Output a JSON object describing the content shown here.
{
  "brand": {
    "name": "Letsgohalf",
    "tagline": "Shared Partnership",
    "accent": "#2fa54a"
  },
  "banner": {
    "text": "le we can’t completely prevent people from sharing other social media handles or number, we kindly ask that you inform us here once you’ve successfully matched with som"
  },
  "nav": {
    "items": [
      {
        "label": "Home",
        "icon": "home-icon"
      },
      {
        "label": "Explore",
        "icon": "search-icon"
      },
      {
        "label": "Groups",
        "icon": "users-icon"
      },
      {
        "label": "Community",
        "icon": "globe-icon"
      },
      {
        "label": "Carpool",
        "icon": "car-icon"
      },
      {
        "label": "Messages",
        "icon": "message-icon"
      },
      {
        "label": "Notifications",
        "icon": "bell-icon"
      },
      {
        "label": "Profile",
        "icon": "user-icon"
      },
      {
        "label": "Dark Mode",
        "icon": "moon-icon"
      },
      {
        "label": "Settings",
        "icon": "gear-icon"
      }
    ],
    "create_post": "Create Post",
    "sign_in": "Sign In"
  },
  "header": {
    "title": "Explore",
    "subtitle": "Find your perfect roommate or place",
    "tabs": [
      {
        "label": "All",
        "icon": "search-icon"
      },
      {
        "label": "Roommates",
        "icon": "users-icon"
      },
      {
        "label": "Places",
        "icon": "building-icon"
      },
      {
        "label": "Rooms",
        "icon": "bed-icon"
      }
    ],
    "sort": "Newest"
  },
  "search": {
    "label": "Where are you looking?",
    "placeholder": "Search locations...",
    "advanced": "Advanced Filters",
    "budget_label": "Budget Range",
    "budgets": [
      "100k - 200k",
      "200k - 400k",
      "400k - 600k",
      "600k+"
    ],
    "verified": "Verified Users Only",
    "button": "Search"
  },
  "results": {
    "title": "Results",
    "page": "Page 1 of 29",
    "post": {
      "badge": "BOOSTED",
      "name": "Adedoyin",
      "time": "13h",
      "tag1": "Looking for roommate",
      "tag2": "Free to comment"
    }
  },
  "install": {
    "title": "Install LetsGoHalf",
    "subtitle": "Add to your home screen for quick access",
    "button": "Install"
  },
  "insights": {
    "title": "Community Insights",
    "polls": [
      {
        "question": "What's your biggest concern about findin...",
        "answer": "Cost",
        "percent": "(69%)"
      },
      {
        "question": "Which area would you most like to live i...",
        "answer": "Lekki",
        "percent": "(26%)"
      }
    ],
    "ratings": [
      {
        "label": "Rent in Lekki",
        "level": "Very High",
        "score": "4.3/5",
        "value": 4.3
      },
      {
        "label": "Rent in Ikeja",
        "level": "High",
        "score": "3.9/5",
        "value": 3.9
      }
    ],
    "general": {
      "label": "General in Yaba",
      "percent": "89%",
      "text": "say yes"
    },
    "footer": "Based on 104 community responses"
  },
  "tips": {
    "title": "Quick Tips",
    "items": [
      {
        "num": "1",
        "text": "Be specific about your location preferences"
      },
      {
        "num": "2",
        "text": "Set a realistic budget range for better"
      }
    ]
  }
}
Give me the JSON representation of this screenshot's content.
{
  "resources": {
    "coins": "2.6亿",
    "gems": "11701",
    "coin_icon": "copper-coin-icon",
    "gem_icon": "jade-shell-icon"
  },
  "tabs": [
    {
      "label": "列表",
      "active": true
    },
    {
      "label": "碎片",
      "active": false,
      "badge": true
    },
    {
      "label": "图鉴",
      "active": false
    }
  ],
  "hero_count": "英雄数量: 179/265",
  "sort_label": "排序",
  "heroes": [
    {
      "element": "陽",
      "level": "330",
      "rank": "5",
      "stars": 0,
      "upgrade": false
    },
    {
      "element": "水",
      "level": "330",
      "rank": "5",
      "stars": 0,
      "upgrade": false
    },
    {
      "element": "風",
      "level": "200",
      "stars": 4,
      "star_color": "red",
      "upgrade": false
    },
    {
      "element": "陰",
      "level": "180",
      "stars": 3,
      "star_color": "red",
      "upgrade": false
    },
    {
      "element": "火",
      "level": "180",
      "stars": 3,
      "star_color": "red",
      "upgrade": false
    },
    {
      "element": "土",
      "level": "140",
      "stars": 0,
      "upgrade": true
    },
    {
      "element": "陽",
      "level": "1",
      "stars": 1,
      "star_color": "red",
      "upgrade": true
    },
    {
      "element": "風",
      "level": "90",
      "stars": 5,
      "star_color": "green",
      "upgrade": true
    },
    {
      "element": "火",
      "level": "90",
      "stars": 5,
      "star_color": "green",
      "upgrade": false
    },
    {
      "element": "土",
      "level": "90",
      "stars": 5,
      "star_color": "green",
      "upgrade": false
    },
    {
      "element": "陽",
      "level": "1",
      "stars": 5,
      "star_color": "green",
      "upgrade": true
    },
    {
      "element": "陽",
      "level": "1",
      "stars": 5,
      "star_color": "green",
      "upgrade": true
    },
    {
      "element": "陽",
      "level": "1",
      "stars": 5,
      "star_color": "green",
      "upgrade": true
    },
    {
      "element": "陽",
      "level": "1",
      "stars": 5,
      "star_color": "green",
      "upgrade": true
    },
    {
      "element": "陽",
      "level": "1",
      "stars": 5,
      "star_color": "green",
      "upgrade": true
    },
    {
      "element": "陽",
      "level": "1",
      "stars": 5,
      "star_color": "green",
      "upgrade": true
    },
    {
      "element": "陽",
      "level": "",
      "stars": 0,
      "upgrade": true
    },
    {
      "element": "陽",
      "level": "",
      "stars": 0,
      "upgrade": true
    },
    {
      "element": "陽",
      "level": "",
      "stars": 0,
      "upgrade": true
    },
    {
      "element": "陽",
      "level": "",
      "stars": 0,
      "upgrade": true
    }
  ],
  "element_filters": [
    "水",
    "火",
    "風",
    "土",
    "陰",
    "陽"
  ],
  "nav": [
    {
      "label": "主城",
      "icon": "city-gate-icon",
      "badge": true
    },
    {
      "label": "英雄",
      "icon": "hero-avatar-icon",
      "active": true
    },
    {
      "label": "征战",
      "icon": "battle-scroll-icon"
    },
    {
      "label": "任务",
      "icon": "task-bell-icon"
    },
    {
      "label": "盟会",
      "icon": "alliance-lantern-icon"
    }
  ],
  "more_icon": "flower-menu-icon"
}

Set problem:
Look for "about" and pull out every line that has it.

Exercise answer:
        "question": "What's your biggest concern about findin...",
        "text": "Be specific about your location preferences"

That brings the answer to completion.